A run of records:

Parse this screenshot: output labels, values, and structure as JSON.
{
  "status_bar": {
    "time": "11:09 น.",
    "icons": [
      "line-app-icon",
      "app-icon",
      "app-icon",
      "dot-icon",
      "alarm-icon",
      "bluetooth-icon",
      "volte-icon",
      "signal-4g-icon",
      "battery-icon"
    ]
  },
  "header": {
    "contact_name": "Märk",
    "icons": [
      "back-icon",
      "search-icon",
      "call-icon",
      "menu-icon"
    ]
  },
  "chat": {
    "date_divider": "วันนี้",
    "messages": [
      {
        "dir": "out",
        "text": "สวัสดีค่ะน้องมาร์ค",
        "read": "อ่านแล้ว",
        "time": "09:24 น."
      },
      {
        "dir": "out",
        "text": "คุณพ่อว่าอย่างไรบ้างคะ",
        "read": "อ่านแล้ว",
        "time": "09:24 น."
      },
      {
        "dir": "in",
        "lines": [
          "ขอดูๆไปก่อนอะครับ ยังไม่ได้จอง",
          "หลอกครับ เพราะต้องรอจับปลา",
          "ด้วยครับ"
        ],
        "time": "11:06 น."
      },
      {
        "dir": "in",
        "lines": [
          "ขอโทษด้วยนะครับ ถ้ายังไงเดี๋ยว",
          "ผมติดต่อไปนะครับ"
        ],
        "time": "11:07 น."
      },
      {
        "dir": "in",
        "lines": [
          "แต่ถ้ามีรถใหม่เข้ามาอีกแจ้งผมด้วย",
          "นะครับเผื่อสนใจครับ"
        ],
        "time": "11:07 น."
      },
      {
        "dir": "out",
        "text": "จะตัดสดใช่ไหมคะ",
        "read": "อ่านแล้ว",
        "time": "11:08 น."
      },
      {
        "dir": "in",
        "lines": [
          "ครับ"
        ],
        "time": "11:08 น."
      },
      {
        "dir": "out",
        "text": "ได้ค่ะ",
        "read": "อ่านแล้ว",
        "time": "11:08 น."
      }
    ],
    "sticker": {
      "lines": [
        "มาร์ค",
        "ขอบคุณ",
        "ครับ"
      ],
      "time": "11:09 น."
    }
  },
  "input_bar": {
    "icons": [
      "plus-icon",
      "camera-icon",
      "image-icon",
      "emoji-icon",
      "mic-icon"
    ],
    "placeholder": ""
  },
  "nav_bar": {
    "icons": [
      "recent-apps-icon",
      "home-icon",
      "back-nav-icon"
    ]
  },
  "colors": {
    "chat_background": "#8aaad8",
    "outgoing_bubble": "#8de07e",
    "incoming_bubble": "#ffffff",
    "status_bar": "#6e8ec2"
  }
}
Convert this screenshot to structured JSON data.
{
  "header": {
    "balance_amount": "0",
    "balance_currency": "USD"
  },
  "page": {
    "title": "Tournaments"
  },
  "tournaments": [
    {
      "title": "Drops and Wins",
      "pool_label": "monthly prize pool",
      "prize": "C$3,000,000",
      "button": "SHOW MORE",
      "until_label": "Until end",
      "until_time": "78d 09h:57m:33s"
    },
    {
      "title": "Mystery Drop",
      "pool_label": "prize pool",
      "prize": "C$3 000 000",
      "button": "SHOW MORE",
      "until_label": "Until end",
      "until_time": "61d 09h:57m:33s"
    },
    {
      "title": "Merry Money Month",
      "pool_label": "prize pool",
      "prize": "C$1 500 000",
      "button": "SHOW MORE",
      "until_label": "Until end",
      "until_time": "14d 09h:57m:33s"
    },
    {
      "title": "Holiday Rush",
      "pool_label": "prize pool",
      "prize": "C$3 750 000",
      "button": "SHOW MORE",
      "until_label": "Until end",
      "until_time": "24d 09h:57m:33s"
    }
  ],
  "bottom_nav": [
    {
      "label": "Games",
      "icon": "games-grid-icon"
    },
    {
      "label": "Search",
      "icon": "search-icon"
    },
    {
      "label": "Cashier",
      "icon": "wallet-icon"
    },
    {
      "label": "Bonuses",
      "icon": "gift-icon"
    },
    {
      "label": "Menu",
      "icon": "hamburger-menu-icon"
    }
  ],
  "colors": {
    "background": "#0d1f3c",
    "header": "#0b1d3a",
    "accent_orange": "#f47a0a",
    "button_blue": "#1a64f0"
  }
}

▶ [Stated exercise]
Reproduce the entries above exactly.

▶ [Response to the exercise]
Parse this screenshot: output labels, values, and structure as JSON.
{
  "status_bar": {
    "time": "11:09 น.",
    "icons": [
      "line-app-icon",
      "app-icon",
      "app-icon",
      "dot-icon",
      "alarm-icon",
      "bluetooth-icon",
      "volte-icon",
      "signal-4g-icon",
      "battery-icon"
    ]
  },
  "header": {
    "contact_name": "Märk",
    "icons": [
      "back-icon",
      "search-icon",
      "call-icon",
      "menu-icon"
    ]
  },
  "chat": {
    "date_divider": "วันนี้",
    "messages": [
      {
        "dir": "out",
        "text": "สวัสดีค่ะน้องมาร์ค",
        "read": "อ่านแล้ว",
        "time": "09:24 น."
      },
      {
        "dir": "out",
        "text": "คุณพ่อว่าอย่างไรบ้างคะ",
        "read": "อ่านแล้ว",
        "time": "09:24 น."
      },
      {
        "dir": "in",
        "lines": [
          "ขอดูๆไปก่อนอะครับ ยังไม่ได้จอง",
          "หลอกครับ เพราะต้องรอจับปลา",
          "ด้วยครับ"
        ],
        "time": "11:06 น."
      },
      {
        "dir": "in",
        "lines": [
          "ขอโทษด้วยนะครับ ถ้ายังไงเดี๋ยว",
          "ผมติดต่อไปนะครับ"
        ],
        "time": "11:07 น."
      },
      {
        "dir": "in",
        "lines": [
          "แต่ถ้ามีรถใหม่เข้ามาอีกแจ้งผมด้วย",
          "นะครับเผื่อสนใจครับ"
        ],
        "time": "11:07 น."
      },
      {
        "dir": "out",
        "text": "จะตัดสดใช่ไหมคะ",
        "read": "อ่านแล้ว",
        "time": "11:08 น."
      },
      {
        "dir": "in",
        "lines": [
          "ครับ"
        ],
        "time": "11:08 น."
      },
      {
        "dir": "out",
        "text": "ได้ค่ะ",
        "read": "อ่านแล้ว",
        "time": "11:08 น."
      }
    ],
    "sticker": {
      "lines": [
        "มาร์ค",
        "ขอบคุณ",
        "ครับ"
      ],
      "time": "11:09 น."
    }
  },
  "input_bar": {
    "icons": [
      "plus-icon",
      "camera-icon",
      "image-icon",
      "emoji-icon",
      "mic-icon"
    ],
    "placeholder": ""
  },
  "nav_bar": {
    "icons": [
      "recent-apps-icon",
      "home-icon",
      "back-nav-icon"
    ]
  },
  "colors": {
    "chat_background": "#8aaad8",
    "outgoing_bubble": "#8de07e",
    "incoming_bubble": "#ffffff",
    "status_bar": "#6e8ec2"
  }
}
Convert this screenshot to structured JSON data.
{
  "header": {
    "balance_amount": "0",
    "balance_currency": "USD"
  },
  "page": {
    "title": "Tournaments"
  },
  "tournaments": [
    {
      "title": "Drops and Wins",
      "pool_label": "monthly prize pool",
      "prize": "C$3,000,000",
      "button": "SHOW MORE",
      "until_label": "Until end",
      "until_time": "78d 09h:57m:33s"
    },
    {
      "title": "Mystery Drop",
      "pool_label": "prize pool",
      "prize": "C$3 000 000",
      "button": "SHOW MORE",
      "until_label": "Until end",
      "until_time": "61d 09h:57m:33s"
    },
    {
      "title": "Merry Money Month",
      "pool_label": "prize pool",
      "prize": "C$1 500 000",
      "button": "SHOW MORE",
      "until_label": "Until end",
      "until_time": "14d 09h:57m:33s"
    },
    {
      "title": "Holiday Rush",
      "pool_label": "prize pool",
      "prize": "C$3 750 000",
      "button": "SHOW MORE",
      "until_label": "Until end",
      "until_time": "24d 09h:57m:33s"
    }
  ],
  "bottom_nav": [
    {
      "label": "Games",
      "icon": "games-grid-icon"
    },
    {
      "label": "Search",
      "icon": "search-icon"
    },
    {
      "label": "Cashier",
      "icon": "wallet-icon"
    },
    {
      "label": "Bonuses",
      "icon": "gift-icon"
    },
    {
      "label": "Menu",
      "icon": "hamburger-menu-icon"
    }
  ],
  "colors": {
    "background": "#0d1f3c",
    "header": "#0b1d3a",
    "accent_orange": "#f47a0a",
    "button_blue": "#1a64f0"
  }
}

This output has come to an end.